§ Stated exercise:
From the entries that follow, list every line in which the string "asymptote" appears.

━━━━

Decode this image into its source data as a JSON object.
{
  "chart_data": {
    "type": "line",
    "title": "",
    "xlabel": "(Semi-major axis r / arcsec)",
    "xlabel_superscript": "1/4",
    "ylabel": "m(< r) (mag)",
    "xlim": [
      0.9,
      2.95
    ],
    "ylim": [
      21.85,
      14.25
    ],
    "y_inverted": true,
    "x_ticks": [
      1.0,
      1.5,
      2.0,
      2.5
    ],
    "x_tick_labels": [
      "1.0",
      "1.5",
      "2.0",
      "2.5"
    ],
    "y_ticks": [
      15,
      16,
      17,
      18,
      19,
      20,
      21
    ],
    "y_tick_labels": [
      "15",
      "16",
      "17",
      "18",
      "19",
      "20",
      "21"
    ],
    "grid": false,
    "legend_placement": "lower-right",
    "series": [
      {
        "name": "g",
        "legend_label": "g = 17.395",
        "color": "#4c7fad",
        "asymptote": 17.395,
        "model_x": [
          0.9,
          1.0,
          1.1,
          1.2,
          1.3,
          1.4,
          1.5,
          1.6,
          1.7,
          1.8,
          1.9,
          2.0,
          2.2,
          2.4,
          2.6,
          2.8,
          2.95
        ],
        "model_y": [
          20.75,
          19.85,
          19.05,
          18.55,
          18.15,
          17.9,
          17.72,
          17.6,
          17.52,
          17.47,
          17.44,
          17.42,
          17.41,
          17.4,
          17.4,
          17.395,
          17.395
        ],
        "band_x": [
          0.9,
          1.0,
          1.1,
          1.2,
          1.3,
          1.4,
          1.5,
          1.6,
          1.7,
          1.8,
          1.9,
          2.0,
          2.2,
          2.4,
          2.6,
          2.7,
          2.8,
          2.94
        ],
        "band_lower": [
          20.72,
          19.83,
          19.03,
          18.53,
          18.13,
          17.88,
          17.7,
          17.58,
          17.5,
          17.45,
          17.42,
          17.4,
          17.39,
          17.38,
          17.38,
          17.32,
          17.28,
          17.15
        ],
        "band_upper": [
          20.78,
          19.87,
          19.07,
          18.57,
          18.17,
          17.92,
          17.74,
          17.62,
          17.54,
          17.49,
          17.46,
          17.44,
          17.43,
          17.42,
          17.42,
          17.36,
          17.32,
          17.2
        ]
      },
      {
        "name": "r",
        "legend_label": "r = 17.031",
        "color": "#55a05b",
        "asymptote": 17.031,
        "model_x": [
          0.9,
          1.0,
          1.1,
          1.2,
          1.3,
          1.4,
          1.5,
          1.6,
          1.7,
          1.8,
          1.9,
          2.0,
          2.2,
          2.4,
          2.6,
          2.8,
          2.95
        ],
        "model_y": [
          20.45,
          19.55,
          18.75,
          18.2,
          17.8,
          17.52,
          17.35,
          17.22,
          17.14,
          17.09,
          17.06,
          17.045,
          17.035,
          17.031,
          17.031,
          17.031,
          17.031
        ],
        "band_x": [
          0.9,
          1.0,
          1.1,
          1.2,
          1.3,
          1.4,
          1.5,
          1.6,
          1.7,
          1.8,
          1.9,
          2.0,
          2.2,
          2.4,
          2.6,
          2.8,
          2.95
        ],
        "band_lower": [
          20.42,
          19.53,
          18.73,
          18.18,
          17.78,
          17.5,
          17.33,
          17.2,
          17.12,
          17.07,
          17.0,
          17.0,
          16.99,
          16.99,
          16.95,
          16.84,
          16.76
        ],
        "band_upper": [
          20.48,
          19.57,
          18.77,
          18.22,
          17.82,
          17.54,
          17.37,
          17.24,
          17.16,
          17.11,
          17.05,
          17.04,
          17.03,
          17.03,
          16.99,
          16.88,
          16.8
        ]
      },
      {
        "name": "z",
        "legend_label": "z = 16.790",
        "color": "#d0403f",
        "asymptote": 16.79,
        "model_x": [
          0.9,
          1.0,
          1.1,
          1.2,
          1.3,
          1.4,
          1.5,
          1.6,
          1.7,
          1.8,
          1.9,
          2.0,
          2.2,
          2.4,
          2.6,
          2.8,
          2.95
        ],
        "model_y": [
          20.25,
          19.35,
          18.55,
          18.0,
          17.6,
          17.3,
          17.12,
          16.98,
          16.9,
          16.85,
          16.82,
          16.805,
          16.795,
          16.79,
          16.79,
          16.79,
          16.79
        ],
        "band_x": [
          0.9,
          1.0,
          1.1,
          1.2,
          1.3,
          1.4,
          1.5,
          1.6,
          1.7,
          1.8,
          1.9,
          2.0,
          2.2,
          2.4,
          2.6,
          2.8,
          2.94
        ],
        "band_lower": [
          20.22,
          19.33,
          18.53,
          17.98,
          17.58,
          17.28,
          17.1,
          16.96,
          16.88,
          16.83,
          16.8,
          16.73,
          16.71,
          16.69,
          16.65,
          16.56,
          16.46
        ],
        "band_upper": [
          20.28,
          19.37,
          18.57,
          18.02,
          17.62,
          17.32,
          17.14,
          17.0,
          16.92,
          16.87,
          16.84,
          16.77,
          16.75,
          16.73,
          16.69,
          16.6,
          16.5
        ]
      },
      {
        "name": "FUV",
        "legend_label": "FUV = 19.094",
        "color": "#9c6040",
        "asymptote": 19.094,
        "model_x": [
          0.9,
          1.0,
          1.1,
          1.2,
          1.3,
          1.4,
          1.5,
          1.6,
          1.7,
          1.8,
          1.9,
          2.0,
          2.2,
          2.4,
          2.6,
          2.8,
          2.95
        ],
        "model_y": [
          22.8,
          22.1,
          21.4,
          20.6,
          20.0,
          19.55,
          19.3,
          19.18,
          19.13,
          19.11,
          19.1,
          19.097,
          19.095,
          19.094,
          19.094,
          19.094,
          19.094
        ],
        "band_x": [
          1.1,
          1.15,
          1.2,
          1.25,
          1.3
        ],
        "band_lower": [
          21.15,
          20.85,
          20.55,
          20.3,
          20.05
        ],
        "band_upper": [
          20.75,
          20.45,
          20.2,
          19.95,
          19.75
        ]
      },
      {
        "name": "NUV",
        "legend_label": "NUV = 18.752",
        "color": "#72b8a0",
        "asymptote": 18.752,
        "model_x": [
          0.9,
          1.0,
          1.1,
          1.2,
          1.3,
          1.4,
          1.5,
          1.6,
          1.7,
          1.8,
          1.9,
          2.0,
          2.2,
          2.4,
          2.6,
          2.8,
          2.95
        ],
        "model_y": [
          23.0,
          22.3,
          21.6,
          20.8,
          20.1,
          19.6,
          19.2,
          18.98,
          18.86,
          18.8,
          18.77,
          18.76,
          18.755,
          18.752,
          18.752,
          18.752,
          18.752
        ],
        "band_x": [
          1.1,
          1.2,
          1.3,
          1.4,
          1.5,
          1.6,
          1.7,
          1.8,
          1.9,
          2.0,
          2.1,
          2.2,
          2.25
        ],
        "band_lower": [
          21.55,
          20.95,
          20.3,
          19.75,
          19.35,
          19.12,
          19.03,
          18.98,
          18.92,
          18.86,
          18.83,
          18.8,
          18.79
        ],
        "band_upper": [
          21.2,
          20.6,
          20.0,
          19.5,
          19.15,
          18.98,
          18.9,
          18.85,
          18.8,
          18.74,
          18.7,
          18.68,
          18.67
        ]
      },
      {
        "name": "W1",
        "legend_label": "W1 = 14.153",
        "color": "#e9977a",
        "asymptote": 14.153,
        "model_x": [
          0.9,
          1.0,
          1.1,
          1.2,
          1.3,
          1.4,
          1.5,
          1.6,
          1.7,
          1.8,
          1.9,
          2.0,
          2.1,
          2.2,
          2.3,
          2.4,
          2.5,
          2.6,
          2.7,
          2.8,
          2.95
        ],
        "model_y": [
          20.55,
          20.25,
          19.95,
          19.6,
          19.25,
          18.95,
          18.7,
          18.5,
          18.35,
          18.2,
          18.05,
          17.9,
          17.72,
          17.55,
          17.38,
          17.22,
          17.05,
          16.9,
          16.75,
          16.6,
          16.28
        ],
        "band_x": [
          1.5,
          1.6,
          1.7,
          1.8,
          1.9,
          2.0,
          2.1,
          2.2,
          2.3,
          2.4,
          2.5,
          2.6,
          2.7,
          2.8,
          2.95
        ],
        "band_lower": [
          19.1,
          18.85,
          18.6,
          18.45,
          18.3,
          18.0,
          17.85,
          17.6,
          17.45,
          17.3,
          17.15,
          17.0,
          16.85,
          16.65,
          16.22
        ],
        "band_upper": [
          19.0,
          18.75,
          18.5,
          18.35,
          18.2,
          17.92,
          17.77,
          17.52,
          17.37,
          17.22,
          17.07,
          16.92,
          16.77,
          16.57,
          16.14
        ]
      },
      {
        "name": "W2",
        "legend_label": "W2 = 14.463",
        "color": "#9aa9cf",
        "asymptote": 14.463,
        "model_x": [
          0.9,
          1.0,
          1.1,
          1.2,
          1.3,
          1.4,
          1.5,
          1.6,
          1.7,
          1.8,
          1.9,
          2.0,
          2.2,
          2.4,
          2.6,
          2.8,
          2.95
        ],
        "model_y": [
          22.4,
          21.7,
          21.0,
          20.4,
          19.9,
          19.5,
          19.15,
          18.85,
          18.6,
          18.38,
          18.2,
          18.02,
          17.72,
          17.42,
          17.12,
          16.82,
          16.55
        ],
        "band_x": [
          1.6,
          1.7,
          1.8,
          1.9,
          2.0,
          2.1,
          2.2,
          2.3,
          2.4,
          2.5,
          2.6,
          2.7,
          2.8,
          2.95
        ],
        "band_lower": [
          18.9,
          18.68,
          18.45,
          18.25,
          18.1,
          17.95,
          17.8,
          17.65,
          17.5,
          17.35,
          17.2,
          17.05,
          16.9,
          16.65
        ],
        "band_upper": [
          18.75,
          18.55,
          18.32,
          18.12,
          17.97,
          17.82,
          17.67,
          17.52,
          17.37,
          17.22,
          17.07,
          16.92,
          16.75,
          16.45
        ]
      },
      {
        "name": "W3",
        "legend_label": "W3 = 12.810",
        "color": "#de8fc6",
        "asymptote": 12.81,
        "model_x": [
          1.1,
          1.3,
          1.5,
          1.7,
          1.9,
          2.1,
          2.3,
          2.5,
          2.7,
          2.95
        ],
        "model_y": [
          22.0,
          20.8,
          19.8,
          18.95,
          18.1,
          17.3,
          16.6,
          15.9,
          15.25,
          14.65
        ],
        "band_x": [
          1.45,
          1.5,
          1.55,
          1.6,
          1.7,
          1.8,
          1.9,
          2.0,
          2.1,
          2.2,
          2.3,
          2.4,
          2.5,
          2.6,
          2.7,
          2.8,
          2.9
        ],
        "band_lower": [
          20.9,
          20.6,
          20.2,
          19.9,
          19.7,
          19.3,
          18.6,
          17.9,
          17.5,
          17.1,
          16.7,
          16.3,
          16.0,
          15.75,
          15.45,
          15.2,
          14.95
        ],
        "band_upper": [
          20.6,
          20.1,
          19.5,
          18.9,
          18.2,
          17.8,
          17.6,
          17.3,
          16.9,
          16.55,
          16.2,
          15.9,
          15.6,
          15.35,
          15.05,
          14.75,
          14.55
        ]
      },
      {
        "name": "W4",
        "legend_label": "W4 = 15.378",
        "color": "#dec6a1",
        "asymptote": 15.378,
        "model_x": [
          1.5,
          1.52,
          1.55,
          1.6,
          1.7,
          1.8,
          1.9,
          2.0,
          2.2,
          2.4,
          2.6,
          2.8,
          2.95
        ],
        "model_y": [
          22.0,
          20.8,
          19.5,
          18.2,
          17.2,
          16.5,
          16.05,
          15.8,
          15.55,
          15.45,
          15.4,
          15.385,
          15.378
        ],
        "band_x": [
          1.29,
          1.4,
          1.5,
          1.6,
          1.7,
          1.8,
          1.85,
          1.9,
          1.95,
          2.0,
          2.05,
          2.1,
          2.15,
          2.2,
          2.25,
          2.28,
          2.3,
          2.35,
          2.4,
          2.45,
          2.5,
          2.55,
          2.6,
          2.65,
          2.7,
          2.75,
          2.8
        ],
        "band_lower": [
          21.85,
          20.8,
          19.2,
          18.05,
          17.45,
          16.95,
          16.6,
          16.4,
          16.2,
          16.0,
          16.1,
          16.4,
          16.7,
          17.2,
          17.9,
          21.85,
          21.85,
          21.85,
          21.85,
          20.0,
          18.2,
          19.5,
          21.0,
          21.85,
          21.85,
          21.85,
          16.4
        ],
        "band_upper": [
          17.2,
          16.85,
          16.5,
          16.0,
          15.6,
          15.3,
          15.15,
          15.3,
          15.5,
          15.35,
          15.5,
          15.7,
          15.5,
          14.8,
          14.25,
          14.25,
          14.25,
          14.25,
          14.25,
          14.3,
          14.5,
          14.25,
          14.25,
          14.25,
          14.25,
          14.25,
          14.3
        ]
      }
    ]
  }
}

━━━━

§ Task solution:
        "asymptote": 17.395,
        "asymptote": 17.031,
        "asymptote": 16.79,
        "asymptote": 19.094,
        "asymptote": 18.752,
        "asymptote": 14.153,
        "asymptote": 14.463,
        "asymptote": 12.81,
        "asymptote": 15.378,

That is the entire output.